**** Data in this exercise ****
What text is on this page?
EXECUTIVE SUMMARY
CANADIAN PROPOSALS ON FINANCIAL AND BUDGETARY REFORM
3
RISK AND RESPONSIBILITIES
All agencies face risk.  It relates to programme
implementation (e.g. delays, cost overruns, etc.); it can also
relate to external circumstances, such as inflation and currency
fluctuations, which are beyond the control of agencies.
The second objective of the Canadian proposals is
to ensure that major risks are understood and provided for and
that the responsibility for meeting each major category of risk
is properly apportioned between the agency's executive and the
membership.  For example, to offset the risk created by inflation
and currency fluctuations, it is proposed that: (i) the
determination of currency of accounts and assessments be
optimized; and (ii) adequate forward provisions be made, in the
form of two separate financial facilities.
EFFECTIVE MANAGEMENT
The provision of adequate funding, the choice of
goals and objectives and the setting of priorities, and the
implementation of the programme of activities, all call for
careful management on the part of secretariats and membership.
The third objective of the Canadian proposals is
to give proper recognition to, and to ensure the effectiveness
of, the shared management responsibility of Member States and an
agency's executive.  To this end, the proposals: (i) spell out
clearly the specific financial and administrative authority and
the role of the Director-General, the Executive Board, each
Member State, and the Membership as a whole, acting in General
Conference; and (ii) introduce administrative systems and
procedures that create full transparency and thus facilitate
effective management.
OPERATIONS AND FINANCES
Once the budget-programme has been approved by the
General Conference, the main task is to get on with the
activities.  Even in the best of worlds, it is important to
****
Short problem: Produce an exact copy of all the records.

Complete output:
What text is on this page?
EXECUTIVE SUMMARY
CANADIAN PROPOSALS ON FINANCIAL AND BUDGETARY REFORM
3
RISK AND RESPONSIBILITIES
All agencies face risk.  It relates to programme
implementation (e.g. delays, cost overruns, etc.); it can also
relate to external circumstances, such as inflation and currency
fluctuations, which are beyond the control of agencies.
The second objective of the Canadian proposals is
to ensure that major risks are understood and provided for and
that the responsibility for meeting each major category of risk
is properly apportioned between the agency's executive and the
membership.  For example, to offset the risk created by inflation
and currency fluctuations, it is proposed that: (i) the
determination of currency of accounts and assessments be
optimized; and (ii) adequate forward provisions be made, in the
form of two separate financial facilities.
EFFECTIVE MANAGEMENT
The provision of adequate funding, the choice of
goals and objectives and the setting of priorities, and the
implementation of the programme of activities, all call for
careful management on the part of secretariats and membership.
The third objective of the Canadian proposals is
to give proper recognition to, and to ensure the effectiveness
of, the shared management responsibility of Member States and an
agency's executive.  To this end, the proposals: (i) spell out
clearly the specific financial and administrative authority and
the role of the Director-General, the Executive Board, each
Member State, and the Membership as a whole, acting in General
Conference; and (ii) introduce administrative systems and
procedures that create full transparency and thus facilitate
effective management.
OPERATIONS AND FINANCES
Once the budget-programme has been approved by the
General Conference, the main task is to get on with the
activities.  Even in the best of worlds, it is important to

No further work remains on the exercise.